:: EXCERPTED PASSAGE

On May 10, MACV commenced a reinforcement of the camp with personnel from the 196th Infantry and the 70th Engineering Battalion in Operation GOLDEN VALLEY. The reinforcement was ordered that morning and, within hours, personnel and equipment were on the way to the camp. To support the airlift, 834th Air Division sent an airlift mission commander, Major John (Jack) Gallagher from the 773rd TAS at Clark, to the camp along with two combat controllers, TSgt. Morton Freedman and Sgt. James Lundie, to provide communications for Gallagher, provide airfield information to arriving transports and to control airdrops if any were scheduled. Although there is no mention of them in any of the accounts, the airlift mission also included aerial port personnel.
On May 10, 834th transports flew some 600 men along with artillery and other equipment into Kham Duc. C-124s brought in bulldozers and other equipment for the 70th Engineers. Although the 22nd MAS was a MAC unit based at Tachikawa AB, Japan, the squadron was under the operational control of 315th Air Division, which also commanded the C-130 wings. In 1968, the 22nd was the only MAC airlift unit with a combat mission. Additional troops and supplies were brought in the following day. According to a account by an soldier who was flown in on a C-130 from Hue-Phu Bia, immediately after their airplane came to a stop, the “crew chief”, most likely the loadmaster, went out behind the airplane and was immediately wounded in the arm by shrapnel from an exploding round.

::::
:: INFORMATION PROVIDED

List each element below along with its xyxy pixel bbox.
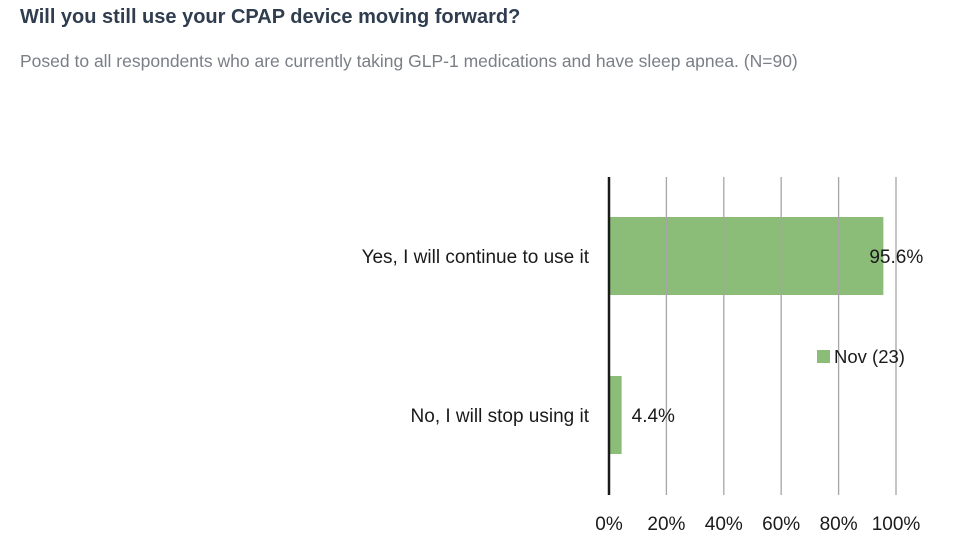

::::

THE TASKS:
- A) Write out the stretch of the Kham Duc reinforcement passage from "On May 10, MACV" through "aerial port personnel.".
- B) Carry the Kham Duc reinforcement passage forward from its final sentence.
The lines are separate material with no connection to the Kham Duc reinforcement passage.

EXPECTED RESPONSES:
- A)
On May 10, MACV commenced a reinforcement of the camp with personnel from the 196th Infantry and the 70th Engineering Battalion in Operation GOLDEN VALLEY. The reinforcement was ordered that morning and, within hours, personnel and equipment were on the way to the camp. To support the airlift, 834th Air Division sent an airlift mission commander, Major John (Jack) Gallagher from the 773rd TAS at Clark, to the camp along with two combat controllers, TSgt. Morton Freedman and Sgt. James Lundie, to provide communications for Gallagher, provide airfield information to arriving transports and to control airdrops if any were scheduled. Although there is no mention of them in any of the accounts, the airlift mission also included aerial port personnel.

- B)
None of the accounts mention aerial port or maintenance personnel at Kham Duc. However, the Army combat action report states that there were 10 USAF personnel at the camp on May 10. The mission commander and the CCT account for three and the Air Force liaison officer with the 196th makes four. The identity of the other six is uncertain. However, I received an Email a few months ago from an aerial port veteran who says that there were aerial port personnel at the camp. He also says that one was wounded. As for maintenance personnel, no mention of them is made in any account but Lt. Col. Darrel Cole’s crew flew a jack and six C-130 tires into Kham Duc on the morning of May 12. There may have also been some Air Force tactical air support personnel present. The combat action report of the battle refers to the tactical air control bunker next to the command bunker. One list of personnel at the camp shows two Air Force enlisted men and an apparent civilian who were members of a “Beacon crew.” One member, MSgt Teddy Reiser, remained at the camp on May 12.
Ngoc Tavak was overrun on May 10 and the following day the main camp at Kham Duc came under mortar attack. Intelligence had determined that a large force of communist troops had gathered around Kham Duc in preparation for an attack on the camp. That evening, MACV commander General William C. Westmoreland agonized over the fate of the camp. He was fearful of repercussions if the camp was overrun and a large number of Americans were killed or captured. The size of the American contingent at the camp had been increased from some 25 men to over 600 the previous day and additional reinforcement (32 men) had arrived that day. Along with the CIDG troops and their families, there were roughly 1,800 people at the camp. Westmoreland felt that Kham Duc was of little military importance and there was no reason to risk the lives of its defenders in an attempt to hold it. Sometime around midnight he decided to order an evacuation commencing at first light. A message was sent to the commanding general of the Americal Division (27th Infantry Division), Maj. Gen. Samuel W. Koster, to prepare for a tactical withdrawal of all forces from Kham Duc over a three-day period. The message included a recommended sequence of withdrawal:
1. A Co, 1st Bn, 46th Infantry
2. A Co, 70th Engineers
3. Vietnamese dependents (200-250)
4. CA/PSYOP USA (non-existent)
5. Americal Battalion
6. USAF personnel
7. Command & Control Detachment
8. MF Company (probably stands for “Mike Force”)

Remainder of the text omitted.